- _OBJECTIVE_
Images are excluded; otherwise, output every record exactly.

(Dataset items)
····················

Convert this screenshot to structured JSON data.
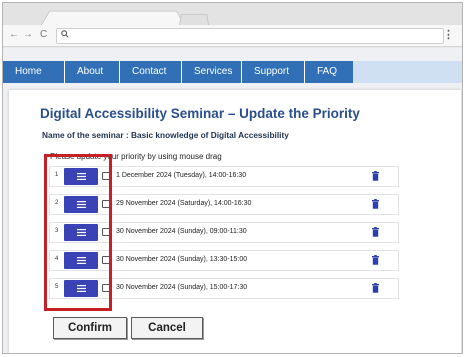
{
  "browser": {
    "back_glyph": "←",
    "forward_glyph": "→",
    "reload_glyph": "C",
    "menu_glyph": "⋮",
    "search_icon": "search-icon"
  },
  "site_nav": {
    "items": [
      {
        "label": "Home"
      },
      {
        "label": "About"
      },
      {
        "label": "Contact"
      },
      {
        "label": "Services"
      },
      {
        "label": "Support"
      },
      {
        "label": "FAQ"
      }
    ],
    "color": "#3170b7"
  },
  "page": {
    "title": "Digital Accessibility Seminar – Update the Priority",
    "seminar_name": "Name of the seminar : Basic knowledge of Digital Accessibility",
    "instruction": "Please update your priority by using mouse drag",
    "title_color": "#2a4f8e"
  },
  "priority_list": {
    "rows": [
      {
        "number": "1",
        "date": "1 December 2024 (Tuesday), 14:00-16:30"
      },
      {
        "number": "2",
        "date": "29 November 2024 (Saturday), 14:00-16:30"
      },
      {
        "number": "3",
        "date": "30 November 2024 (Sunday), 09:00-11:30"
      },
      {
        "number": "4",
        "date": "30 November 2024 (Sunday), 13:30-15:00"
      },
      {
        "number": "5",
        "date": "30 November 2024 (Sunday), 15:00-17:30"
      }
    ],
    "drag_handle_color": "#3a43b5",
    "trash_color": "#2c3fb0",
    "highlight_color": "#c42025"
  },
  "actions": {
    "confirm_label": "Confirm",
    "cancel_label": "Cancel"
  }
}
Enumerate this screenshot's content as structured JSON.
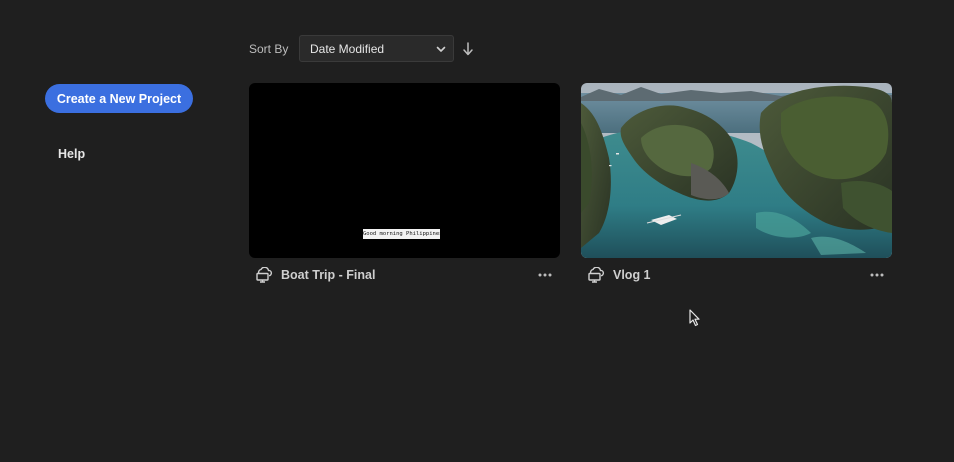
{
  "sidebar": {
    "create_button": "Create a New Project",
    "help": "Help"
  },
  "sort": {
    "label": "Sort By",
    "selected": "Date Modified"
  },
  "projects": [
    {
      "title": "Boat Trip - Final",
      "thumbnail_caption": "Good morning Philippines!"
    },
    {
      "title": "Vlog 1"
    }
  ],
  "colors": {
    "background": "#1f1f1f",
    "accent": "#3b6fe0"
  },
  "icons": {
    "sort_direction": "arrow-down-icon",
    "dropdown": "chevron-down-icon",
    "cloud": "cloud-sync-icon",
    "more": "more-horizontal-icon"
  }
}
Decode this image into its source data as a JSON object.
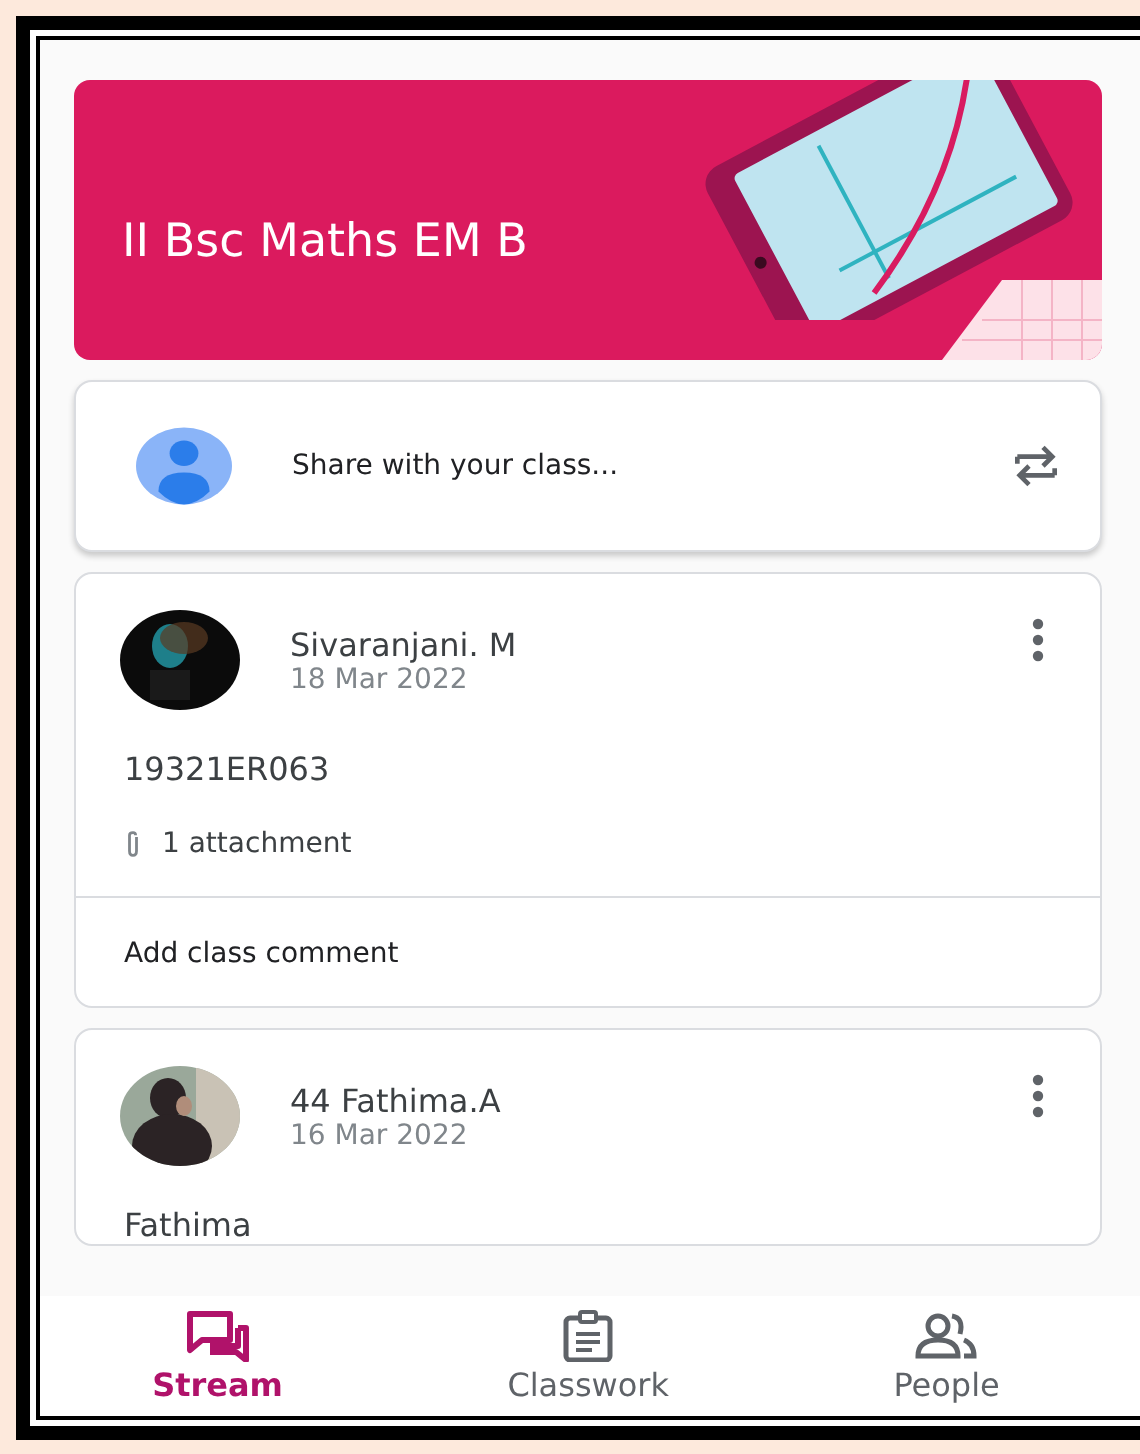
{
  "class_banner": {
    "title": "II Bsc Maths EM B"
  },
  "share": {
    "placeholder": "Share with your class..."
  },
  "posts": [
    {
      "author": "Sivaranjani. M",
      "date": "18 Mar 2022",
      "body": "19321ER063",
      "attachments": "1 attachment",
      "comment": "Add class comment"
    },
    {
      "author": "44 Fathima.A",
      "date": "16 Mar 2022",
      "body": "Fathima"
    }
  ],
  "tabs": [
    {
      "label": "Stream",
      "selected": true,
      "kind": "stream"
    },
    {
      "label": "Classwork",
      "selected": false,
      "kind": "classwork"
    },
    {
      "label": "People",
      "selected": false,
      "kind": "people"
    }
  ]
}
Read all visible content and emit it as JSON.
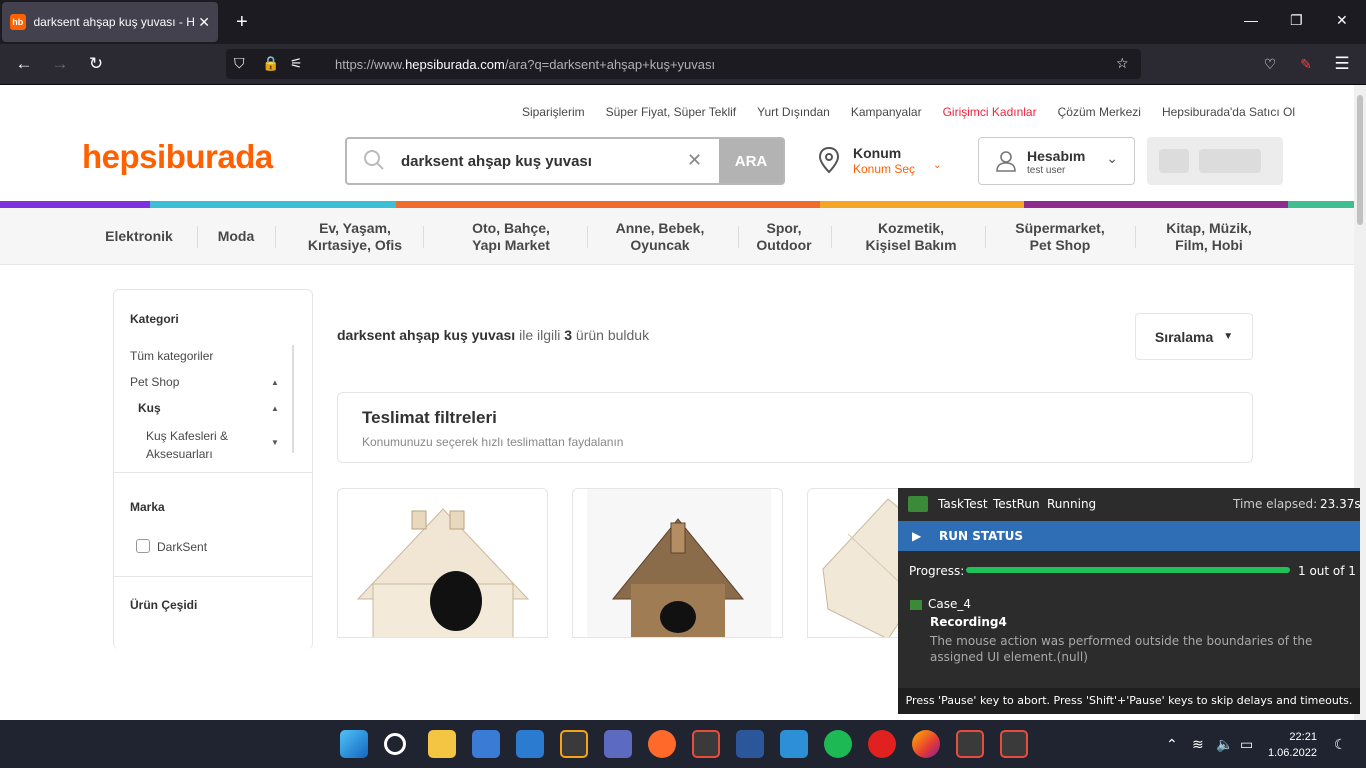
{
  "browser": {
    "tab_title": "darksent ahşap kuş yuvası - Hepsiburada",
    "favicon_text": "hb",
    "url_base": "https://www.",
    "url_domain": "hepsiburada.com",
    "url_path": "/ara?q=darksent+ahşap+kuş+yuvası"
  },
  "header": {
    "top_links": [
      "Siparişlerim",
      "Süper Fiyat, Süper Teklif",
      "Yurt Dışından",
      "Kampanyalar",
      "Girişimci Kadınlar",
      "Çözüm Merkezi",
      "Hepsiburada'da Satıcı Ol"
    ],
    "logo": "hepsiburada",
    "search_value": "darksent ahşap kuş yuvası",
    "search_button": "ARA",
    "location_title": "Konum",
    "location_sub": "Konum Seç",
    "account_title": "Hesabım",
    "account_user": "test user"
  },
  "categories": [
    "Elektronik",
    "Moda",
    "Ev, Yaşam,\nKırtasiye, Ofis",
    "Oto, Bahçe,\nYapı Market",
    "Anne, Bebek,\nOyuncak",
    "Spor,\nOutdoor",
    "Kozmetik,\nKişisel Bakım",
    "Süpermarket,\nPet Shop",
    "Kitap, Müzik,\nFilm, Hobi"
  ],
  "sidebar": {
    "kategori_title": "Kategori",
    "all_categories": "Tüm kategoriler",
    "pet_shop": "Pet Shop",
    "kus": "Kuş",
    "kus_sub": "Kuş Kafesleri &\nAksesuarları",
    "marka_title": "Marka",
    "brand_option": "DarkSent",
    "urun_title": "Ürün Çeşidi"
  },
  "results": {
    "query": "darksent ahşap kuş yuvası",
    "mid_text": " ile ilgili ",
    "count": "3",
    "end_text": " ürün bulduk",
    "sort_label": "Sıralama"
  },
  "delivery": {
    "title": "Teslimat filtreleri",
    "subtitle": "Konumunuzu seçerek hızlı teslimattan faydalanın"
  },
  "overlay": {
    "app": "TaskTest",
    "run": "TestRun",
    "state": "Running",
    "elapsed_label": "Time elapsed:",
    "elapsed_value": "23.37s",
    "run_status": "RUN STATUS",
    "progress_label": "Progress:",
    "progress_fraction": 1.0,
    "progress_text": "1 out of 1",
    "case_name": "Case_4",
    "recording": "Recording4",
    "message": "The mouse action was performed outside the boundaries of the assigned UI element.(null)",
    "footer": "Press 'Pause' key to abort. Press 'Shift'+'Pause' keys to skip delays and timeouts."
  },
  "taskbar": {
    "time": "22:21",
    "date": "1.06.2022"
  },
  "colors": {
    "brand": "#ff6000",
    "stripe": [
      "#7e2fe0",
      "#3bbfd6",
      "#ef6c2e",
      "#f5a623",
      "#8e2b8e",
      "#3fbf8f"
    ]
  }
}
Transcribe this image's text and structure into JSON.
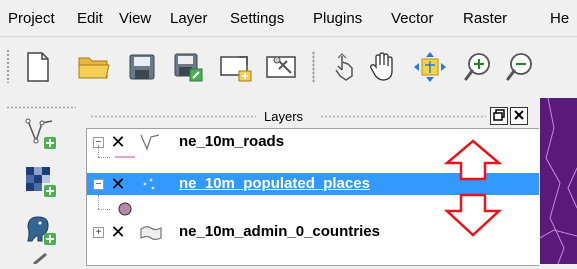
{
  "menu": {
    "items": [
      "Project",
      "Edit",
      "View",
      "Layer",
      "Settings",
      "Plugins",
      "Vector",
      "Raster",
      "He"
    ],
    "mnemonics": [
      "j",
      "E",
      "V",
      "L",
      "S",
      "P",
      "o",
      "R",
      "H"
    ]
  },
  "toolbar": {
    "buttons": [
      "new-project",
      "open-project",
      "save-project",
      "save-project-as",
      "new-print-composer",
      "composer-manager",
      "touch-zoom-pan",
      "pan-map",
      "pan-to-selection",
      "zoom-in",
      "zoom-out"
    ]
  },
  "left_toolbar": {
    "buttons": [
      "add-vector-layer",
      "add-raster-layer",
      "add-postgis-layer",
      "add-more"
    ]
  },
  "panel": {
    "title": "Layers"
  },
  "layers": [
    {
      "name": "ne_10m_roads",
      "checked": true,
      "expanded": true,
      "selected": false,
      "geometry": "line"
    },
    {
      "name": "ne_10m_populated_places",
      "checked": true,
      "expanded": true,
      "selected": true,
      "geometry": "point"
    },
    {
      "name": "ne_10m_admin_0_countries",
      "checked": true,
      "expanded": false,
      "selected": false,
      "geometry": "polygon"
    }
  ],
  "colors": {
    "selection": "#3399ff",
    "arrow": "#e8141c",
    "map": "#5a1a7a",
    "point_symbol": "#b889a8",
    "road_symbol": "#e8a0c8"
  }
}
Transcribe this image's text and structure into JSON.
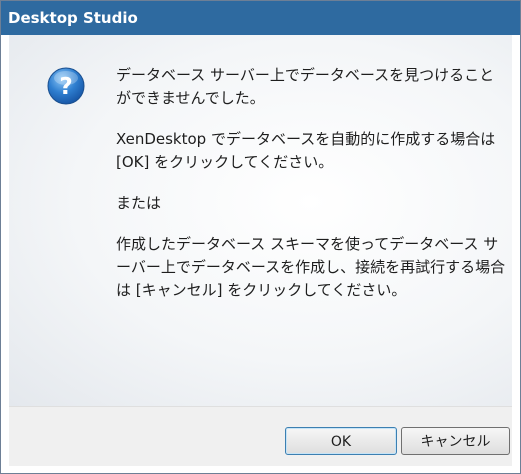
{
  "window": {
    "title": "Desktop Studio"
  },
  "dialog": {
    "icon": "question-icon",
    "paragraphs": [
      "データベース サーバー上でデータベースを見つけることができませんでした。",
      "XenDesktop でデータベースを自動的に作成する場合は [OK] をクリックしてください。",
      "または",
      "作成したデータベース スキーマを使ってデータベース サーバー上でデータベースを作成し、接続を再試行する場合は [キャンセル] をクリックしてください。"
    ]
  },
  "buttons": {
    "ok_label": "OK",
    "cancel_label": "キャンセル"
  },
  "colors": {
    "titlebar": "#2e6aa0",
    "icon_blue": "#2f7fd0",
    "footer": "#f0f0f0"
  }
}
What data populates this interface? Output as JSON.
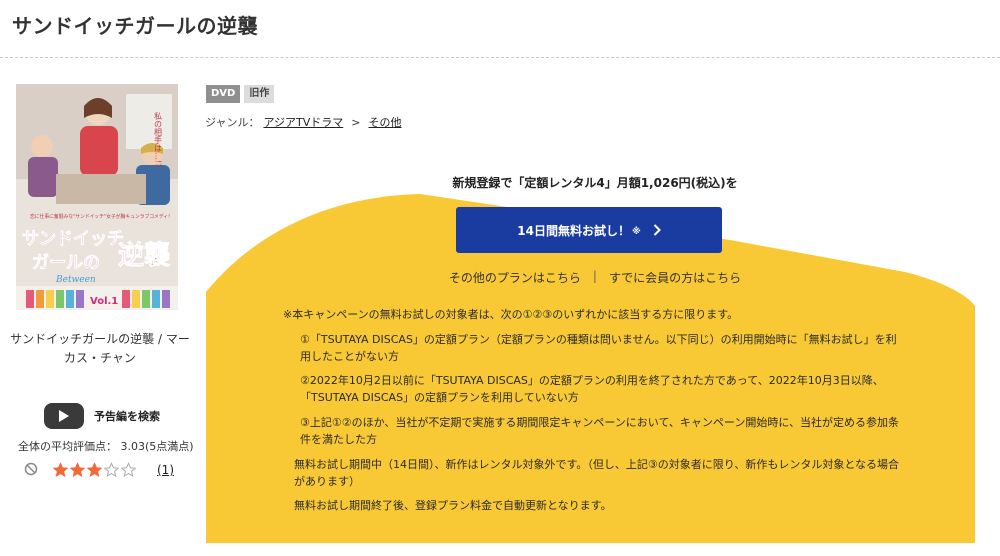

····················

- _SOLUTION TO THIS EXERCISE_
Convert this screenshot to structured JSON data.
{
  "browser": {
    "back_glyph": "←",
    "forward_glyph": "→",
    "reload_glyph": "C",
    "menu_glyph": "⋮",
    "search_icon": "search-icon"
  },
  "site_nav": {
    "items": [
      {
        "label": "Home"
      },
      {
        "label": "About"
      },
      {
        "label": "Contact"
      },
      {
        "label": "Services"
      },
      {
        "label": "Support"
      },
      {
        "label": "FAQ"
      }
    ],
    "color": "#3170b7"
  },
  "page": {
    "title": "Digital Accessibility Seminar – Update the Priority",
    "seminar_name": "Name of the seminar : Basic knowledge of Digital Accessibility",
    "instruction": "Please update your priority by using mouse drag",
    "title_color": "#2a4f8e"
  },
  "priority_list": {
    "rows": [
      {
        "number": "1",
        "date": "1 December 2024 (Tuesday), 14:00-16:30"
      },
      {
        "number": "2",
        "date": "29 November 2024 (Saturday), 14:00-16:30"
      },
      {
        "number": "3",
        "date": "30 November 2024 (Sunday), 09:00-11:30"
      },
      {
        "number": "4",
        "date": "30 November 2024 (Sunday), 13:30-15:00"
      },
      {
        "number": "5",
        "date": "30 November 2024 (Sunday), 15:00-17:30"
      }
    ],
    "drag_handle_color": "#3a43b5",
    "trash_color": "#2c3fb0",
    "highlight_color": "#c42025"
  },
  "actions": {
    "confirm_label": "Confirm",
    "cancel_label": "Cancel"
  }
}
Enumerate this screenshot's content as structured JSON.
{
  "sidebar": {
    "create_button": "Create a New Project",
    "help": "Help"
  },
  "sort": {
    "label": "Sort By",
    "selected": "Date Modified"
  },
  "projects": [
    {
      "title": "Boat Trip - Final",
      "thumbnail_caption": "Good morning Philippines!"
    },
    {
      "title": "Vlog 1"
    }
  ],
  "colors": {
    "background": "#1f1f1f",
    "accent": "#3b6fe0"
  },
  "icons": {
    "sort_direction": "arrow-down-icon",
    "dropdown": "chevron-down-icon",
    "cloud": "cloud-sync-icon",
    "more": "more-horizontal-icon"
  }
}
Decode this image into its source data as a JSON object.
{
  "class_banner": {
    "title": "II Bsc Maths EM B"
  },
  "share": {
    "placeholder": "Share with your class..."
  },
  "posts": [
    {
      "author": "Sivaranjani. M",
      "date": "18 Mar 2022",
      "body": "19321ER063",
      "attachments": "1 attachment",
      "comment": "Add class comment"
    },
    {
      "author": "44 Fathima.A",
      "date": "16 Mar 2022",
      "body": "Fathima"
    }
  ],
  "tabs": [
    {
      "label": "Stream",
      "selected": true,
      "kind": "stream"
    },
    {
      "label": "Classwork",
      "selected": false,
      "kind": "classwork"
    },
    {
      "label": "People",
      "selected": false,
      "kind": "people"
    }
  ]
}
Read all visible content and emit it as JSON.
{
  "browser": {
    "tab_title": "darksent ahşap kuş yuvası - Hepsiburada",
    "favicon_text": "hb",
    "url_base": "https://www.",
    "url_domain": "hepsiburada.com",
    "url_path": "/ara?q=darksent+ahşap+kuş+yuvası"
  },
  "header": {
    "top_links": [
      "Siparişlerim",
      "Süper Fiyat, Süper Teklif",
      "Yurt Dışından",
      "Kampanyalar",
      "Girişimci Kadınlar",
      "Çözüm Merkezi",
      "Hepsiburada'da Satıcı Ol"
    ],
    "logo": "hepsiburada",
    "search_value": "darksent ahşap kuş yuvası",
    "search_button": "ARA",
    "location_title": "Konum",
    "location_sub": "Konum Seç",
    "account_title": "Hesabım",
    "account_user": "test user"
  },
  "categories": [
    "Elektronik",
    "Moda",
    "Ev, Yaşam,\nKırtasiye, Ofis",
    "Oto, Bahçe,\nYapı Market",
    "Anne, Bebek,\nOyuncak",
    "Spor,\nOutdoor",
    "Kozmetik,\nKişisel Bakım",
    "Süpermarket,\nPet Shop",
    "Kitap, Müzik,\nFilm, Hobi"
  ],
  "sidebar": {
    "kategori_title": "Kategori",
    "all_categories": "Tüm kategoriler",
    "pet_shop": "Pet Shop",
    "kus": "Kuş",
    "kus_sub": "Kuş Kafesleri &\nAksesuarları",
    "marka_title": "Marka",
    "brand_option": "DarkSent",
    "urun_title": "Ürün Çeşidi"
  },
  "results": {
    "query": "darksent ahşap kuş yuvası",
    "mid_text": " ile ilgili ",
    "count": "3",
    "end_text": " ürün bulduk",
    "sort_label": "Sıralama"
  },
  "delivery": {
    "title": "Teslimat filtreleri",
    "subtitle": "Konumunuzu seçerek hızlı teslimattan faydalanın"
  },
  "overlay": {
    "app": "TaskTest",
    "run": "TestRun",
    "state": "Running",
    "elapsed_label": "Time elapsed:",
    "elapsed_value": "23.37s",
    "run_status": "RUN STATUS",
    "progress_label": "Progress:",
    "progress_fraction": 1.0,
    "progress_text": "1 out of 1",
    "case_name": "Case_4",
    "recording": "Recording4",
    "message": "The mouse action was performed outside the boundaries of the assigned UI element.(null)",
    "footer": "Press 'Pause' key to abort. Press 'Shift'+'Pause' keys to skip delays and timeouts."
  },
  "taskbar": {
    "time": "22:21",
    "date": "1.06.2022"
  },
  "colors": {
    "brand": "#ff6000",
    "stripe": [
      "#7e2fe0",
      "#3bbfd6",
      "#ef6c2e",
      "#f5a623",
      "#8e2b8e",
      "#3fbf8f"
    ]
  }
}
Transcribe this image's text and structure into JSON.
{
  "menu": {
    "items": [
      "Project",
      "Edit",
      "View",
      "Layer",
      "Settings",
      "Plugins",
      "Vector",
      "Raster",
      "He"
    ],
    "mnemonics": [
      "j",
      "E",
      "V",
      "L",
      "S",
      "P",
      "o",
      "R",
      "H"
    ]
  },
  "toolbar": {
    "buttons": [
      "new-project",
      "open-project",
      "save-project",
      "save-project-as",
      "new-print-composer",
      "composer-manager",
      "touch-zoom-pan",
      "pan-map",
      "pan-to-selection",
      "zoom-in",
      "zoom-out"
    ]
  },
  "left_toolbar": {
    "buttons": [
      "add-vector-layer",
      "add-raster-layer",
      "add-postgis-layer",
      "add-more"
    ]
  },
  "panel": {
    "title": "Layers"
  },
  "layers": [
    {
      "name": "ne_10m_roads",
      "checked": true,
      "expanded": true,
      "selected": false,
      "geometry": "line"
    },
    {
      "name": "ne_10m_populated_places",
      "checked": true,
      "expanded": true,
      "selected": true,
      "geometry": "point"
    },
    {
      "name": "ne_10m_admin_0_countries",
      "checked": true,
      "expanded": false,
      "selected": false,
      "geometry": "polygon"
    }
  ],
  "colors": {
    "selection": "#3399ff",
    "arrow": "#e8141c",
    "map": "#5a1a7a",
    "point_symbol": "#b889a8",
    "road_symbol": "#e8a0c8"
  }
}
Transcribe this image's text and structure into JSON.
{
  "window": {
    "title": "Desktop Studio"
  },
  "dialog": {
    "icon": "question-icon",
    "paragraphs": [
      "データベース サーバー上でデータベースを見つけることができませんでした。",
      "XenDesktop でデータベースを自動的に作成する場合は [OK] をクリックしてください。",
      "または",
      "作成したデータベース スキーマを使ってデータベース サーバー上でデータベースを作成し、接続を再試行する場合は [キャンセル] をクリックしてください。"
    ]
  },
  "buttons": {
    "ok_label": "OK",
    "cancel_label": "キャンセル"
  },
  "colors": {
    "titlebar": "#2e6aa0",
    "icon_blue": "#2f7fd0",
    "footer": "#f0f0f0"
  }
}
What data populates this interface? Output as JSON.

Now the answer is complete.